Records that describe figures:
# # # #

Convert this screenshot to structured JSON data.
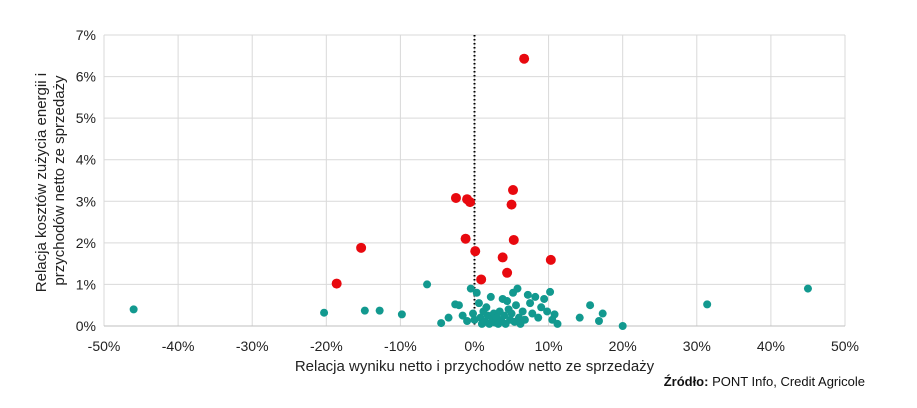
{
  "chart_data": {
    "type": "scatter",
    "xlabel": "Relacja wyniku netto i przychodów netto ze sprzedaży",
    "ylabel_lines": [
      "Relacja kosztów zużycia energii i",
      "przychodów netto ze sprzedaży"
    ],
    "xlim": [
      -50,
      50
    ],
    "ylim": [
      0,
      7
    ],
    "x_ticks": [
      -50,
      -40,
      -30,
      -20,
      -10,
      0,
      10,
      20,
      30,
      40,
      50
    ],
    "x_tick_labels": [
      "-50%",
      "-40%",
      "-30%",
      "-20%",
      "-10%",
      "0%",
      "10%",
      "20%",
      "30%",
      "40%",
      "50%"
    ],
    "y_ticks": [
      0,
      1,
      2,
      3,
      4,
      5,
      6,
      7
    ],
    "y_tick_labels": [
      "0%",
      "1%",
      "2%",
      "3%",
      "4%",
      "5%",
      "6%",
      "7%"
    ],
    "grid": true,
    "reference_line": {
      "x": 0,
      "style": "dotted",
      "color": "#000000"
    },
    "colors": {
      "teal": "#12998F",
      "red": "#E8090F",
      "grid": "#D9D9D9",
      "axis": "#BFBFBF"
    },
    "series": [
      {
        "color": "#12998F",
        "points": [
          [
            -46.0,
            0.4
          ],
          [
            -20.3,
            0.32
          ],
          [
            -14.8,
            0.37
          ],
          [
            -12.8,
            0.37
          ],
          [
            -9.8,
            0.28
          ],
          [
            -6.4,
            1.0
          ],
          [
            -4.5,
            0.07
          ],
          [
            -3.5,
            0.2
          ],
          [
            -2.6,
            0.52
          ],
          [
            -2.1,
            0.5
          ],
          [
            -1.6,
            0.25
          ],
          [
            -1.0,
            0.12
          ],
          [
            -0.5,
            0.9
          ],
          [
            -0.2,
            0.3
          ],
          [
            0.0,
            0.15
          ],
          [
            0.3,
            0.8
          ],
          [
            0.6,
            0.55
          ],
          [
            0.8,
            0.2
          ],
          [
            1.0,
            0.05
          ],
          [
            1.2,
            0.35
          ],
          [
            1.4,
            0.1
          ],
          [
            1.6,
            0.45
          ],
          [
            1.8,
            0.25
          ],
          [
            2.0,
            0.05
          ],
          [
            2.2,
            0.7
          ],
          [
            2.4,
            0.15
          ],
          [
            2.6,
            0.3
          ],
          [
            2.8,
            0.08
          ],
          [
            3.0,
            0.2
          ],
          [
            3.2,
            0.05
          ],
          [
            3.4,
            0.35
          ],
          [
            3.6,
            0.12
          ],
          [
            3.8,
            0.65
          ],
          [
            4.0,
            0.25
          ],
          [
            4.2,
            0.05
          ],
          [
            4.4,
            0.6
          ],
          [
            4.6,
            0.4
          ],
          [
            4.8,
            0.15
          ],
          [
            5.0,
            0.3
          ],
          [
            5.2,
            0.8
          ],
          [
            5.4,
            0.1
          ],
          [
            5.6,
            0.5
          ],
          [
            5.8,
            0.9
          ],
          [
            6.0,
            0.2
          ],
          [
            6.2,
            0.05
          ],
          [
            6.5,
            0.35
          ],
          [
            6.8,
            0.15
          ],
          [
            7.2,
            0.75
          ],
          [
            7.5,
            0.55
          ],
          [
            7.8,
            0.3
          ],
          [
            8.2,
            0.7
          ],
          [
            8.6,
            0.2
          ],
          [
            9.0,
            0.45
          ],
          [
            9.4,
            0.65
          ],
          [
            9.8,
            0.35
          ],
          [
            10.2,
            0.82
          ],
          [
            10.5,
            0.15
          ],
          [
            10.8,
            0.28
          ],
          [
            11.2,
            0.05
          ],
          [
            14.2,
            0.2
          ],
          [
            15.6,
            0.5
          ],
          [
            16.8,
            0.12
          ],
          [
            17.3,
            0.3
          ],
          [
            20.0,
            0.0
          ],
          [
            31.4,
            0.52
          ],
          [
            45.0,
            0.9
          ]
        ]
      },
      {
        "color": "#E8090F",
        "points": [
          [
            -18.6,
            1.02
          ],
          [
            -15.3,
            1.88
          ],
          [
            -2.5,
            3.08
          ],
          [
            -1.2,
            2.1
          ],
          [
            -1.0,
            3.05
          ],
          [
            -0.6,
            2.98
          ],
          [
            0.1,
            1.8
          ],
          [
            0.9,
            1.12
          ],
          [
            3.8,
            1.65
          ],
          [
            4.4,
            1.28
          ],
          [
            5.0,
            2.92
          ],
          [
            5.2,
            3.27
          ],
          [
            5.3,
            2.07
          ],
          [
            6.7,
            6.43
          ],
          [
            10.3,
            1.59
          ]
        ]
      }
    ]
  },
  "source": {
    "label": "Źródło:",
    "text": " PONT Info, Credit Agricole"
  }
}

# # # #

Track down the lines that include the word "netto" and copy them.

## CORRECT OUTPUT
    "xlabel": "Relacja wyniku netto i przychodów netto ze sprzedaży",
      "przychodów netto ze sprzedaży"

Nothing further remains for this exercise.